START RECORDS FOR THE EXERCISE
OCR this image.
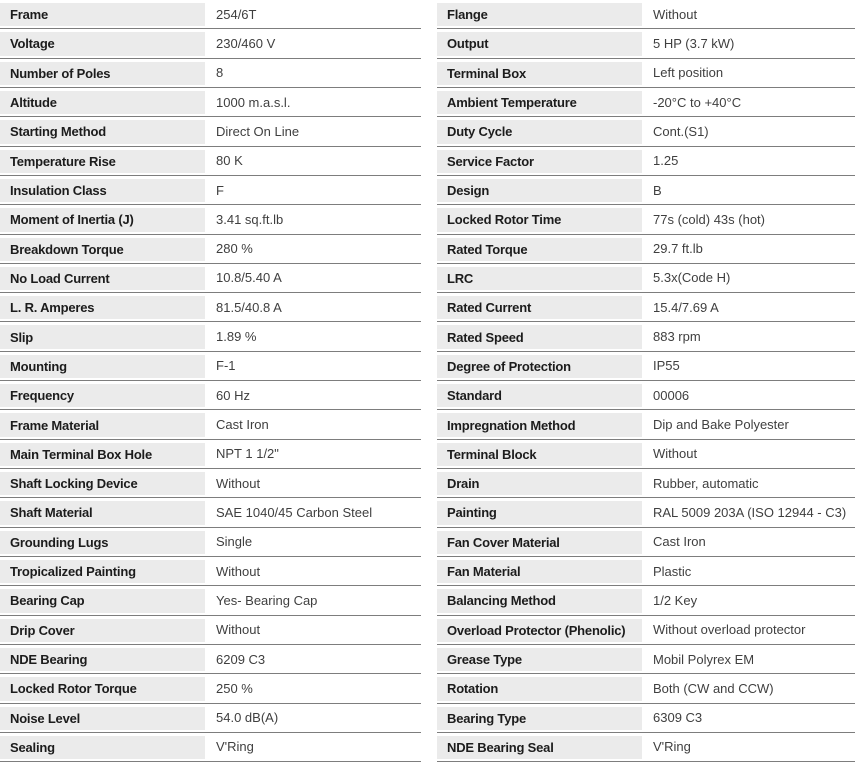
Frame	254/6T
Voltage	230/460 V
Number of Poles	8
Altitude	1000 m.a.s.l.
Starting Method	Direct On Line
Temperature Rise	80 K
Insulation Class	F
Moment of Inertia (J)	3.41 sq.ft.lb
Breakdown Torque	280 %
No Load Current	10.8/5.40 A
L. R. Amperes	81.5/40.8 A
Slip	1.89 %
Mounting	F-1
Frequency	60 Hz
Frame Material	Cast Iron
Main Terminal Box Hole	NPT 1 1/2"
Shaft Locking Device	Without
Shaft Material	SAE 1040/45 Carbon Steel
Grounding Lugs	Single
Tropicalized Painting	Without
Bearing Cap	Yes- Bearing Cap
Drip Cover	Without
NDE Bearing	6209 C3
Locked Rotor Torque	250 %
Noise Level	54.0 dB(A)
Sealing	V'Ring
Flange	Without
Output	5 HP (3.7 kW)
Terminal Box	Left position
Ambient Temperature	-20°C to +40°C
Duty Cycle	Cont.(S1)
Service Factor	1.25
Design	B
Locked Rotor Time	77s (cold) 43s (hot)
Rated Torque	29.7 ft.lb
LRC	5.3x(Code H)
Rated Current	15.4/7.69 A
Rated Speed	883 rpm
Degree of Protection	IP55
Standard	00006
Impregnation Method	Dip and Bake Polyester
Terminal Block	Without
Drain	Rubber, automatic
Painting	RAL 5009 203A (ISO 12944 - C3)
Fan Cover Material	Cast Iron
Fan Material	Plastic
Balancing Method	1/2 Key
Overload Protector (Phenolic)	Without overload protector
Grease Type	Mobil Polyrex EM
Rotation	Both (CW and CCW)
Bearing Type	6309 C3
NDE Bearing Seal	V'Ring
END RECORDS FOR THE EXERCISE
| TASK REQUIREMENTS |
Return the listing above word for word, with the pictures removed.

| EXERCISE RESULT |
OCR this image.
Frame	254/6T
Voltage	230/460 V
Number of Poles	8
Altitude	1000 m.a.s.l.
Starting Method	Direct On Line
Temperature Rise	80 K
Insulation Class	F
Moment of Inertia (J)	3.41 sq.ft.lb
Breakdown Torque	280 %
No Load Current	10.8/5.40 A
L. R. Amperes	81.5/40.8 A
Slip	1.89 %
Mounting	F-1
Frequency	60 Hz
Frame Material	Cast Iron
Main Terminal Box Hole	NPT 1 1/2"
Shaft Locking Device	Without
Shaft Material	SAE 1040/45 Carbon Steel
Grounding Lugs	Single
Tropicalized Painting	Without
Bearing Cap	Yes- Bearing Cap
Drip Cover	Without
NDE Bearing	6209 C3
Locked Rotor Torque	250 %
Noise Level	54.0 dB(A)
Sealing	V'Ring
Flange	Without
Output	5 HP (3.7 kW)
Terminal Box	Left position
Ambient Temperature	-20°C to +40°C
Duty Cycle	Cont.(S1)
Service Factor	1.25
Design	B
Locked Rotor Time	77s (cold) 43s (hot)
Rated Torque	29.7 ft.lb
LRC	5.3x(Code H)
Rated Current	15.4/7.69 A
Rated Speed	883 rpm
Degree of Protection	IP55
Standard	00006
Impregnation Method	Dip and Bake Polyester
Terminal Block	Without
Drain	Rubber, automatic
Painting	RAL 5009 203A (ISO 12944 - C3)
Fan Cover Material	Cast Iron
Fan Material	Plastic
Balancing Method	1/2 Key
Overload Protector (Phenolic)	Without overload protector
Grease Type	Mobil Polyrex EM
Rotation	Both (CW and CCW)
Bearing Type	6309 C3
NDE Bearing Seal	V'Ring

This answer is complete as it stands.